— start of The data —

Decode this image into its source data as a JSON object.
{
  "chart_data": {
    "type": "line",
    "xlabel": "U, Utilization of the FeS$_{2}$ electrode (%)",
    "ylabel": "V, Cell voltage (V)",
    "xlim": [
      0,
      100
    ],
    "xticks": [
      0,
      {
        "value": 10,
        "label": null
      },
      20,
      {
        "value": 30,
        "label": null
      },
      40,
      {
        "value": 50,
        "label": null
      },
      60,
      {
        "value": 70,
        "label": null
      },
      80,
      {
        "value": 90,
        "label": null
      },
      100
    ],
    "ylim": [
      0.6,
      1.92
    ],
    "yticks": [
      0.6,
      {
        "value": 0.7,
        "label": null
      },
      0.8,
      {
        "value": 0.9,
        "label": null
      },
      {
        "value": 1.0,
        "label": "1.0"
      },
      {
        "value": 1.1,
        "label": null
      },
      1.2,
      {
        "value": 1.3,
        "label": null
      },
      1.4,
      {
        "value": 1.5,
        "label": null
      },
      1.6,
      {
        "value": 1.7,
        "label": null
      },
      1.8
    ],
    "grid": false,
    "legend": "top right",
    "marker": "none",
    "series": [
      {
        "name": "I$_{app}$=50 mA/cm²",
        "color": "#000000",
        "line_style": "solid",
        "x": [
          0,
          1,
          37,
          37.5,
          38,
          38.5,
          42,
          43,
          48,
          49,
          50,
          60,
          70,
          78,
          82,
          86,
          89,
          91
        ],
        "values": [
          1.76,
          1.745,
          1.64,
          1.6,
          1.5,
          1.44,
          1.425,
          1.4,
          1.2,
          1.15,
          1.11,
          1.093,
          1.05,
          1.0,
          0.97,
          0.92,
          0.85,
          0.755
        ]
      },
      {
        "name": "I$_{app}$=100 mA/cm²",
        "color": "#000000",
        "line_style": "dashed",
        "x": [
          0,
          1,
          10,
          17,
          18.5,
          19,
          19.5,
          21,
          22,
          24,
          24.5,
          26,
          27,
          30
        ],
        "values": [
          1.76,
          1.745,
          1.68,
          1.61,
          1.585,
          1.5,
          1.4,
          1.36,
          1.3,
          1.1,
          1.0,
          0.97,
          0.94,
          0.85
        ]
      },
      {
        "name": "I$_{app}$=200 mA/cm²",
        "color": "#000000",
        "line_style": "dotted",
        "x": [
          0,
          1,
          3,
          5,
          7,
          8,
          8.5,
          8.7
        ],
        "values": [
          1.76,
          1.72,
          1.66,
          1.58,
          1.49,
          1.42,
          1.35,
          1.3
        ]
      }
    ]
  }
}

— end of The data —

**Task prompt:**
Quote the material exactly, leaving nothing out.

**Written answer:**
Decode this image into its source data as a JSON object.
{
  "chart_data": {
    "type": "line",
    "xlabel": "U, Utilization of the FeS$_{2}$ electrode (%)",
    "ylabel": "V, Cell voltage (V)",
    "xlim": [
      0,
      100
    ],
    "xticks": [
      0,
      {
        "value": 10,
        "label": null
      },
      20,
      {
        "value": 30,
        "label": null
      },
      40,
      {
        "value": 50,
        "label": null
      },
      60,
      {
        "value": 70,
        "label": null
      },
      80,
      {
        "value": 90,
        "label": null
      },
      100
    ],
    "ylim": [
      0.6,
      1.92
    ],
    "yticks": [
      0.6,
      {
        "value": 0.7,
        "label": null
      },
      0.8,
      {
        "value": 0.9,
        "label": null
      },
      {
        "value": 1.0,
        "label": "1.0"
      },
      {
        "value": 1.1,
        "label": null
      },
      1.2,
      {
        "value": 1.3,
        "label": null
      },
      1.4,
      {
        "value": 1.5,
        "label": null
      },
      1.6,
      {
        "value": 1.7,
        "label": null
      },
      1.8
    ],
    "grid": false,
    "legend": "top right",
    "marker": "none",
    "series": [
      {
        "name": "I$_{app}$=50 mA/cm²",
        "color": "#000000",
        "line_style": "solid",
        "x": [
          0,
          1,
          37,
          37.5,
          38,
          38.5,
          42,
          43,
          48,
          49,
          50,
          60,
          70,
          78,
          82,
          86,
          89,
          91
        ],
        "values": [
          1.76,
          1.745,
          1.64,
          1.6,
          1.5,
          1.44,
          1.425,
          1.4,
          1.2,
          1.15,
          1.11,
          1.093,
          1.05,
          1.0,
          0.97,
          0.92,
          0.85,
          0.755
        ]
      },
      {
        "name": "I$_{app}$=100 mA/cm²",
        "color": "#000000",
        "line_style": "dashed",
        "x": [
          0,
          1,
          10,
          17,
          18.5,
          19,
          19.5,
          21,
          22,
          24,
          24.5,
          26,
          27,
          30
        ],
        "values": [
          1.76,
          1.745,
          1.68,
          1.61,
          1.585,
          1.5,
          1.4,
          1.36,
          1.3,
          1.1,
          1.0,
          0.97,
          0.94,
          0.85
        ]
      },
      {
        "name": "I$_{app}$=200 mA/cm²",
        "color": "#000000",
        "line_style": "dotted",
        "x": [
          0,
          1,
          3,
          5,
          7,
          8,
          8.5,
          8.7
        ],
        "values": [
          1.76,
          1.72,
          1.66,
          1.58,
          1.49,
          1.42,
          1.35,
          1.3
        ]
      }
    ]
  }
}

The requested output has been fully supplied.